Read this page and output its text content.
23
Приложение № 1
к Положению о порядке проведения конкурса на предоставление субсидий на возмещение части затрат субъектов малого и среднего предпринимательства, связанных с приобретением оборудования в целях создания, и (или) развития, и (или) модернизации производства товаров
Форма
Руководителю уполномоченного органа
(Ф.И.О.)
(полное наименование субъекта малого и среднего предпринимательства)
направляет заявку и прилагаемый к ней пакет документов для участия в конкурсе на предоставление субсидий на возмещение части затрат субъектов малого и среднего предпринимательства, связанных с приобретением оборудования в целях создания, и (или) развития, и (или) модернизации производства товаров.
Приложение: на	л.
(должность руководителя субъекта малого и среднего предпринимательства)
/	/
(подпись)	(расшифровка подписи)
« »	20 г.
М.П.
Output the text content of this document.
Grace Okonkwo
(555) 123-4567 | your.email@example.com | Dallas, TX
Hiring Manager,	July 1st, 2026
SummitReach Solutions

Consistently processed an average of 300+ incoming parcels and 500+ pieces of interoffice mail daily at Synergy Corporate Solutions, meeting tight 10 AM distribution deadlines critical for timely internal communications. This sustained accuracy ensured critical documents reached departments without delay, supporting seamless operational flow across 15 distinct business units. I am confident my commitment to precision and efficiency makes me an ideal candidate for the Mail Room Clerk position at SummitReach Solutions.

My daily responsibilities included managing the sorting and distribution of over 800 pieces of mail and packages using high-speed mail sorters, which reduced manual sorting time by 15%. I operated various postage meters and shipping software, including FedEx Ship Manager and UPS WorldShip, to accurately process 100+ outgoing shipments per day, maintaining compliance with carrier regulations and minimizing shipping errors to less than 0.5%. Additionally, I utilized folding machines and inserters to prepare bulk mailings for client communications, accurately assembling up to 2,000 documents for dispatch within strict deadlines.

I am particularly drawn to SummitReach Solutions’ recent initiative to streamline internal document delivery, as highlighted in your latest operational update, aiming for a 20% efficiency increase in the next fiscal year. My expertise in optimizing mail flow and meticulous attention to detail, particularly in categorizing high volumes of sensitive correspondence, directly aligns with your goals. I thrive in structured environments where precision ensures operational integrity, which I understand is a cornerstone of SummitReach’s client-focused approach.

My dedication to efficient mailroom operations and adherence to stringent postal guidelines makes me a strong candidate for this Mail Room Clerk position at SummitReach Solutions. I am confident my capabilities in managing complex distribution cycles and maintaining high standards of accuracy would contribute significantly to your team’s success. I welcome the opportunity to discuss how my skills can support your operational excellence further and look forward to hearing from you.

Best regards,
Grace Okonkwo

__Short task__
Collect each line of the entries that has the word "целях", copying it in full.

__Expected output__
к Положению о порядке проведения конкурса на предоставление субсидий на возмещение части затрат субъектов малого и среднего предпринимательства, связанных с приобретением оборудования в целях создания, и (или) развития, и (или) модернизации производства товаров
направляет заявку и прилагаемый к ней пакет документов для участия в конкурсе на предоставление субсидий на возмещение части затрат субъектов малого и среднего предпринимательства, связанных с приобретением оборудования в целях создания, и (или) развития, и (или) модернизации производства товаров.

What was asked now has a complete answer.